● INSTRUCTIONS
#1 Summarize the passage on Waymo's robotaxi expansion in two sentences.
#2 Please resume the passage on Waymo's robotaxi expansion, picking up after its final sentence.

The expansion comes eight months after Waymo began offering rides in Los Angeles to a limited group of passengers chosen from a waiting list that had ballooned to more than 300,000 people. Now, anyone with the Waymo One smartphone app will be able to request a ride around an 80-square-mile (129-square-kilometer) territory spanning the second largest U.S. city.

After Waymo received approval from California regulators to charge for rides 15 months ago, the company initially chose to launch its operations in San Francisco before offering a limited service in Los Angeles.

Before deciding to compete against conventional ride-hailing pioneers Uber and Lyft in California, Waymo unleashed its robotaxis in Phoenix in 2020 and has been steadily extending the reach of its service in that Arizona city ever since.

● GIVEN INFORMATION
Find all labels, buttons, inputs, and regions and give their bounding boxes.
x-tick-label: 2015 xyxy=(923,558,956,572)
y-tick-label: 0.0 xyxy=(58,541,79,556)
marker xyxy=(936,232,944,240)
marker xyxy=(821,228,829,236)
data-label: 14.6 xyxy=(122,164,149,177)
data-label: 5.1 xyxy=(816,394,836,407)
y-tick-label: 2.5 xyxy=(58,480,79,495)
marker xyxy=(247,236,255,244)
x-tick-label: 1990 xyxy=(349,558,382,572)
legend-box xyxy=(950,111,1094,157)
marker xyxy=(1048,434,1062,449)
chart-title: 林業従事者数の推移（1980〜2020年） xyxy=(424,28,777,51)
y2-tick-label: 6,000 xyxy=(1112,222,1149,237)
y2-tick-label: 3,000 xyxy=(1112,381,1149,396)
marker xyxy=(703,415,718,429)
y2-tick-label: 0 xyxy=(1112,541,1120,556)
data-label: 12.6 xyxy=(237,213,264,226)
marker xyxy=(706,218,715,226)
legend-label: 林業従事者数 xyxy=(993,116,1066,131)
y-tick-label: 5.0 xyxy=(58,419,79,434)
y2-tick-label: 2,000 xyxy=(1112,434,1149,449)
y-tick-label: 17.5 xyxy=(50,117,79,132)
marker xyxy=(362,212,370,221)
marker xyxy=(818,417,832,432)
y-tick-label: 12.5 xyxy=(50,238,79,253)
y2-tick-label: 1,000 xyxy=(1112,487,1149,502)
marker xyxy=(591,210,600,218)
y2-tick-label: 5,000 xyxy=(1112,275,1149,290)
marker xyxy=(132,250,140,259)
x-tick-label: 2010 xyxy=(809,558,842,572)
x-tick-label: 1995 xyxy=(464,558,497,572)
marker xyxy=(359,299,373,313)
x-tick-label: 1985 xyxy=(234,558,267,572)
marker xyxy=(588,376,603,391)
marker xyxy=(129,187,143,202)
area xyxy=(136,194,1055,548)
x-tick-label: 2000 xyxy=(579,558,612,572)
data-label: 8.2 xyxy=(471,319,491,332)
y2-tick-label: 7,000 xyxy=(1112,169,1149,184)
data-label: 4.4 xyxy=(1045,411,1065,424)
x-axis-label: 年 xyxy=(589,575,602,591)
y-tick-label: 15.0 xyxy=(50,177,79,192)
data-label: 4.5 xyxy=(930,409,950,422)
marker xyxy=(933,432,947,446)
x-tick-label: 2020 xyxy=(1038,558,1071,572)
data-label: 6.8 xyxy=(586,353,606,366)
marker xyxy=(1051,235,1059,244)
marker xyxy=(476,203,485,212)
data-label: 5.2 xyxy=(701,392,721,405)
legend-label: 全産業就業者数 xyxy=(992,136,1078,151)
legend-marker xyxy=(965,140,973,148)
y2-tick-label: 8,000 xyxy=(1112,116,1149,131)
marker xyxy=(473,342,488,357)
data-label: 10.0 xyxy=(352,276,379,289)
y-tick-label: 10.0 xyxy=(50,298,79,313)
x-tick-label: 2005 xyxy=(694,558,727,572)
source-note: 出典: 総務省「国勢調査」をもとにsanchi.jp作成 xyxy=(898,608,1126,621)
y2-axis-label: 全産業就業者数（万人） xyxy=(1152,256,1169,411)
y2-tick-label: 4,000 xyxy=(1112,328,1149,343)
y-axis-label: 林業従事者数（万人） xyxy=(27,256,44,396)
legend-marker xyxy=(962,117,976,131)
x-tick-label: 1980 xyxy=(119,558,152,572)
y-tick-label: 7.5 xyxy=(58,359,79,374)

● EXERCISE RESPONSES
#1 Waymo is opening robotaxi rides in Los Angeles to anyone with the Waymo One app across an 80-square-mile territory, eight months after it began serving a limited group of passengers chosen from a waiting list of more than 300,000 people. After getting California approval to charge for rides 15 months ago, the company launched first in San Francisco, having already deployed robotaxis in Phoenix in 2020 and steadily extended its service there since.

#2
Driverless rides are proving to be more than just a novelty. Waymo says it now transports more than 50,000 weekly passengers in its robotaxis, a volume of business numbers that helped the company recently raise $5.6 billion from its corporate parent Alphabet and a list of other investors that included venture capital firm Andreesen Horowitz and financial management firm T. Rowe Price.

“Our service has matured quickly and our riders are embracing the many benefits of fully autonomous driving,” Waymo co-CEO Tekedra Mawakana said in a blog post.

Despite its inroads, Waymo is still believed to be losing money. Although Alphabet doesn’t disclose Waymo’s financial results, the robotaxi is a major part of an “Other Bets” division that had suffered an operating loss of $3.3 billion through the first nine months of this year, down from a setback of $4.2 billion at the same time last year.

But Waymo has come a long way since Google began working on self-driving cars in 2009 as part of project “Chauffeur.” Since its 2016 spinoff from Google, Waymo has established itself as the clear leader in a robotaxi industry that’s getting more congested.

Electric auto pioneer Tesla is aiming to launch a rival “Cybercab” service by 2026, although its CEO Elon Musk said he hopes the company can get the required regulatory clearances to operate in Texas and California by next year.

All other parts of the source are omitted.